• [Written request] Using the material that follows, identify and copy each line with the string "Sourcing".

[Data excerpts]
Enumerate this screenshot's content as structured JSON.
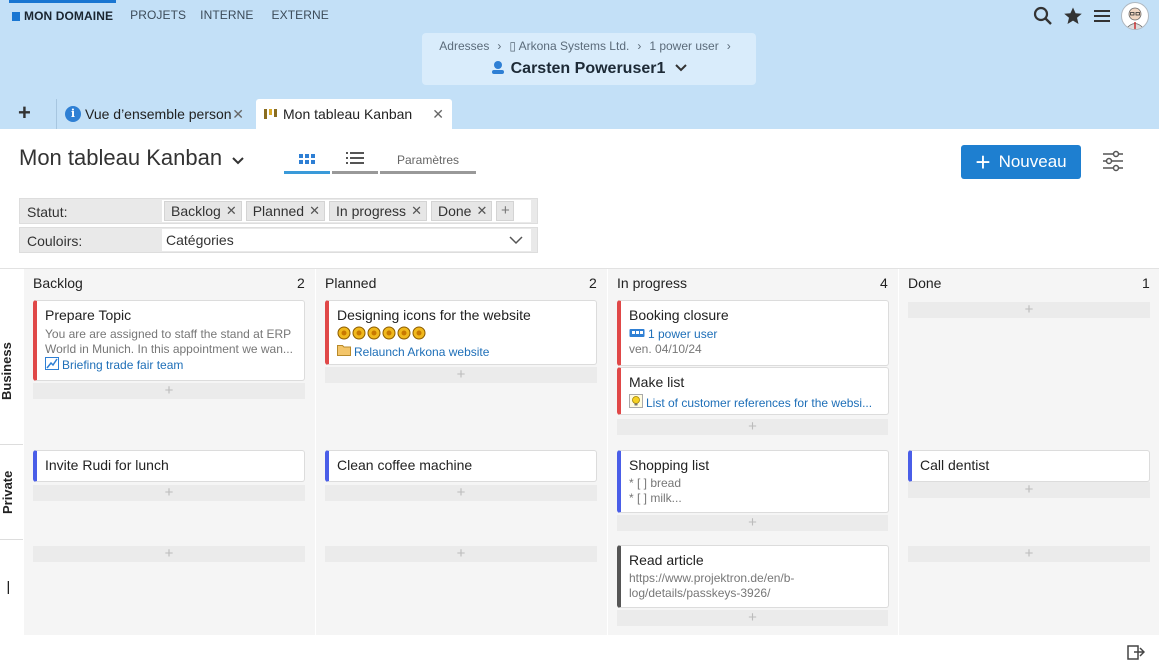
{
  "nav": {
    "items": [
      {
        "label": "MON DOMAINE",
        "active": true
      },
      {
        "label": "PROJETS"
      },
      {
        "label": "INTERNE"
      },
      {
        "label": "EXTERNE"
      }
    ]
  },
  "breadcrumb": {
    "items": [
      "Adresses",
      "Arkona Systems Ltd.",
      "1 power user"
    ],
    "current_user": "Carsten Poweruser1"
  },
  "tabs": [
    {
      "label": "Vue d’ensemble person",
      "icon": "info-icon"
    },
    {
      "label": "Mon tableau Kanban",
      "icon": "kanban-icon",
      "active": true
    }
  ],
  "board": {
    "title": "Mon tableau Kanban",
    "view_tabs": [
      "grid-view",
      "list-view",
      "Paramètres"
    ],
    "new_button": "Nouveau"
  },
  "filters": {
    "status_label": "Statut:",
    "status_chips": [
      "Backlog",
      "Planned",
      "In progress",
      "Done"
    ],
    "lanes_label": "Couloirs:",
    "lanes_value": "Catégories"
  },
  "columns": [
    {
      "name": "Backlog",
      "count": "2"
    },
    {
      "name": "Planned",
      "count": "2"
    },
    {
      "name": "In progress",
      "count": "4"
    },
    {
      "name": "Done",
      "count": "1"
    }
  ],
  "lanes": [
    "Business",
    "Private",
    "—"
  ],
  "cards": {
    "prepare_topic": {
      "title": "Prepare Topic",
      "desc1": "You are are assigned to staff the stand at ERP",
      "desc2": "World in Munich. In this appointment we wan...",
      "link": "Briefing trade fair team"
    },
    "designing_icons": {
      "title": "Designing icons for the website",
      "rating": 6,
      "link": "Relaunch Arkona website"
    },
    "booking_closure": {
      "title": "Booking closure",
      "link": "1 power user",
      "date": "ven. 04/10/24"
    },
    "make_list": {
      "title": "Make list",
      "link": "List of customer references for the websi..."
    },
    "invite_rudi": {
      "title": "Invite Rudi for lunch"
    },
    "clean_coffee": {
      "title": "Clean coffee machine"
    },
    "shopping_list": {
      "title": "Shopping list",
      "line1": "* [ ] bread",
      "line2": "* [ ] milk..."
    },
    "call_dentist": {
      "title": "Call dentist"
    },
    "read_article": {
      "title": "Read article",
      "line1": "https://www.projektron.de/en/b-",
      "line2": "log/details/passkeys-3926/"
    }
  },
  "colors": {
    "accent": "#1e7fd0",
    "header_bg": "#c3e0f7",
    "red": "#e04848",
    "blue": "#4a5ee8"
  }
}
==
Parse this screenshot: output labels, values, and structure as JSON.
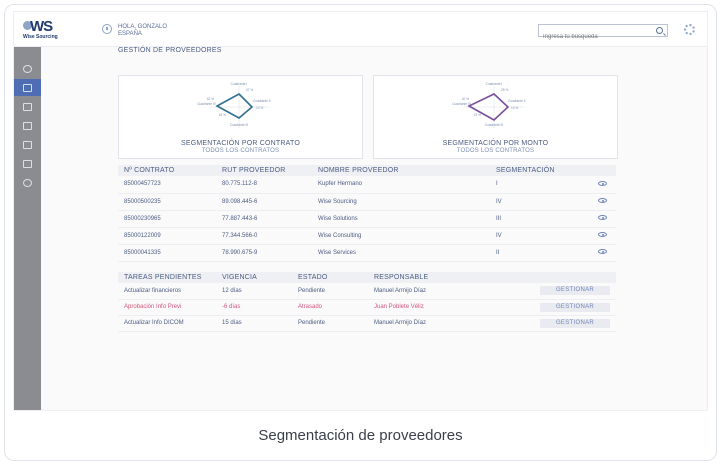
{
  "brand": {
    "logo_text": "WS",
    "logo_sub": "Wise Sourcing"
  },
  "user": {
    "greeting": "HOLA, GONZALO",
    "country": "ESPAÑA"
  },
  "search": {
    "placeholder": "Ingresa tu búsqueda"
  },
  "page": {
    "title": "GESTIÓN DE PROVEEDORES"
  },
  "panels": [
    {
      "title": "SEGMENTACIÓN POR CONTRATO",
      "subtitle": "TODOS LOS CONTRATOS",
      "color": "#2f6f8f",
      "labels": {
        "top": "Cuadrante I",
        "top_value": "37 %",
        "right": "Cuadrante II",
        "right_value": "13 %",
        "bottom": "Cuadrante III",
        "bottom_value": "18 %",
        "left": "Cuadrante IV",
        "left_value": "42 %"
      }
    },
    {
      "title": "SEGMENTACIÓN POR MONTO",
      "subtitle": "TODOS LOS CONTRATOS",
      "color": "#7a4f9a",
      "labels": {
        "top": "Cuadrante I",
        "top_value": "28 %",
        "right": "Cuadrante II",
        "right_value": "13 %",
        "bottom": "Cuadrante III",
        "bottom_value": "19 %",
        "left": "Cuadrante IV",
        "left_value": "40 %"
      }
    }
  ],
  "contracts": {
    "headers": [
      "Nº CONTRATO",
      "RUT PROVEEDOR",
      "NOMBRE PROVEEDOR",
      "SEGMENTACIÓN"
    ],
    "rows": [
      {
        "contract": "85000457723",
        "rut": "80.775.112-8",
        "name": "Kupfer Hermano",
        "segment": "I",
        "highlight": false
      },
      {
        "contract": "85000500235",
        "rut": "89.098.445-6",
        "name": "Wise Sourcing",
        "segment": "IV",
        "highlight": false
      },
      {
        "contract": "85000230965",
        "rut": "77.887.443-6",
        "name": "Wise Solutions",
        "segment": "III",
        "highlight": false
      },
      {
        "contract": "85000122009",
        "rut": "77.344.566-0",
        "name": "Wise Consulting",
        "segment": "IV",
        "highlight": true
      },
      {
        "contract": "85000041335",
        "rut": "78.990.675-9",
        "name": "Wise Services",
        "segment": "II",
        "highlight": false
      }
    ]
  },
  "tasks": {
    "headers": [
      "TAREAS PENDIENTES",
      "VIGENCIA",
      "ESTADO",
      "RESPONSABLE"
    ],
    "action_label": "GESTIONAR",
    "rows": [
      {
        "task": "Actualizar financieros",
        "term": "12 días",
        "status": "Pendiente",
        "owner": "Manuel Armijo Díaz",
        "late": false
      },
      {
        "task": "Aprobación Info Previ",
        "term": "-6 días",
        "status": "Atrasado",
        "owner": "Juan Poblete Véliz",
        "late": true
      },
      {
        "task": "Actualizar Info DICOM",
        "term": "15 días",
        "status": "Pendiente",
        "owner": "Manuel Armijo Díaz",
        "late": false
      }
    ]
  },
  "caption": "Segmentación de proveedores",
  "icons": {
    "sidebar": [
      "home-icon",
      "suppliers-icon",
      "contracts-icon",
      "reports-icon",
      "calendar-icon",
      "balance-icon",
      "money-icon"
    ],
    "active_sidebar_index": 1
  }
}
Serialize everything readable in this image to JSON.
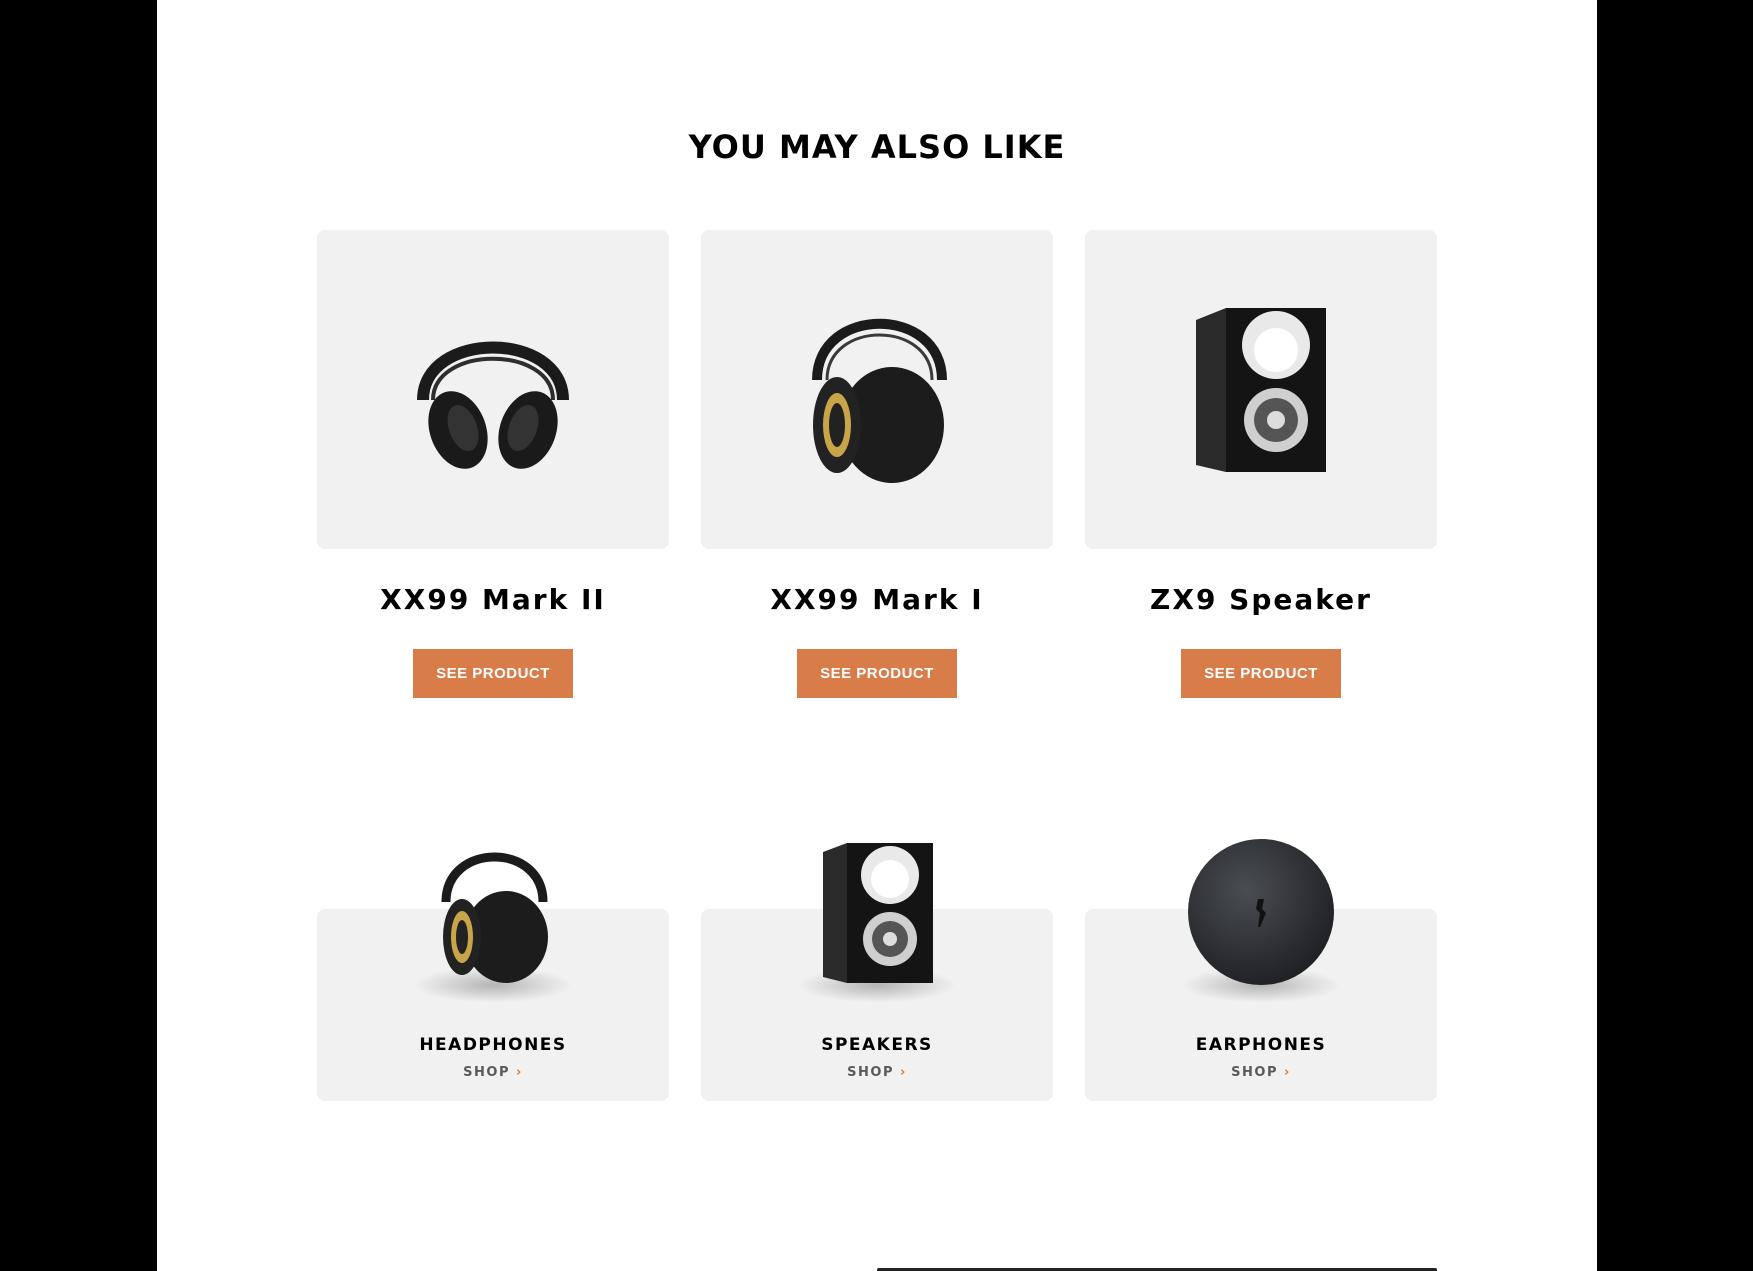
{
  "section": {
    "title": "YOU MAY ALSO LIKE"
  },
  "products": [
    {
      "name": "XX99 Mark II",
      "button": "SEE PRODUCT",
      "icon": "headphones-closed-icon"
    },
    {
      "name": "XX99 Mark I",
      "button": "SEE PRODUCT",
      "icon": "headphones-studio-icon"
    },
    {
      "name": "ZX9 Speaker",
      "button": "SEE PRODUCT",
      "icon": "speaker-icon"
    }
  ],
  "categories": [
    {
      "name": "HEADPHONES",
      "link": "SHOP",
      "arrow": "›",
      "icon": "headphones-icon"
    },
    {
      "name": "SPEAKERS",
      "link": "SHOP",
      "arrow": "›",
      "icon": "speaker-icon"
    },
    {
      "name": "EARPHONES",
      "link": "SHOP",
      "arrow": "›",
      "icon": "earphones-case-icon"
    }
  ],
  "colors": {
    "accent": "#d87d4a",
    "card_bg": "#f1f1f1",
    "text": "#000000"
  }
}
---
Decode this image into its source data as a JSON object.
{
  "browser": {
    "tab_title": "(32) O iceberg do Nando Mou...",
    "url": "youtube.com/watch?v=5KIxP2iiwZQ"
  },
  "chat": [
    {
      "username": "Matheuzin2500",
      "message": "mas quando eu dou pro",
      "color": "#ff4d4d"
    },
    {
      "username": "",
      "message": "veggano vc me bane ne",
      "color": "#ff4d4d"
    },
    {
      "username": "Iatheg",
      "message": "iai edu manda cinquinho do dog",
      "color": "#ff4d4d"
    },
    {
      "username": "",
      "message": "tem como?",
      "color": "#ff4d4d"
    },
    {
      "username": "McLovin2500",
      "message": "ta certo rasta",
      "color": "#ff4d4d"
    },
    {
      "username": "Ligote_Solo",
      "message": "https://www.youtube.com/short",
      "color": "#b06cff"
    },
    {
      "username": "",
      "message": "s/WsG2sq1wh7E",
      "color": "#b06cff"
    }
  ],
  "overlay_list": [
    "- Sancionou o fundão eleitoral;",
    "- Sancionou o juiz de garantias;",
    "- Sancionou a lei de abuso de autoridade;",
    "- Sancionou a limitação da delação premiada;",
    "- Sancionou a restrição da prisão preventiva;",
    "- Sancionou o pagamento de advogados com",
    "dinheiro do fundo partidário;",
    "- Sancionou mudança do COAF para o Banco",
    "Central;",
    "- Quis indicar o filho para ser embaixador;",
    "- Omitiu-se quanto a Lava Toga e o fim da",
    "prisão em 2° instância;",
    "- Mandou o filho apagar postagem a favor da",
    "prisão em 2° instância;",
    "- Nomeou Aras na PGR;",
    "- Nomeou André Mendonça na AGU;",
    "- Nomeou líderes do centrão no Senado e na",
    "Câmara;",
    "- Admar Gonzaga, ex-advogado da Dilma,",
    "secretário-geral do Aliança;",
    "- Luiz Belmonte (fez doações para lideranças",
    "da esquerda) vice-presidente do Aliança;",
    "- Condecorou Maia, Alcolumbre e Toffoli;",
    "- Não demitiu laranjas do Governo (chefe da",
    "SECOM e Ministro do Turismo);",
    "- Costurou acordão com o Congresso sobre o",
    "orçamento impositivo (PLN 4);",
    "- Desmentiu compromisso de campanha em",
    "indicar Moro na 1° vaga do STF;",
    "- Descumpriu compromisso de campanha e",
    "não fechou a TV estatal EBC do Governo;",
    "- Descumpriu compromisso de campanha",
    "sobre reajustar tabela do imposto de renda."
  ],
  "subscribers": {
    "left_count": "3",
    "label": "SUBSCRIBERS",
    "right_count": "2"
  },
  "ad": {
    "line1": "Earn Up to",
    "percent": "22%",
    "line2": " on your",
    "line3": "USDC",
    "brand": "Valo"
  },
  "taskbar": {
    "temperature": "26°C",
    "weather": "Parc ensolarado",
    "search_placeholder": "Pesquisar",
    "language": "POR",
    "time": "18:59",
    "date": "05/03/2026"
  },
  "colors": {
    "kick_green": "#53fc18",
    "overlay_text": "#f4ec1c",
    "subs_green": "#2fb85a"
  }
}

• [Finished exercise]
    "logo_sub": "Wise Sourcing"
        "name": "Wise Sourcing",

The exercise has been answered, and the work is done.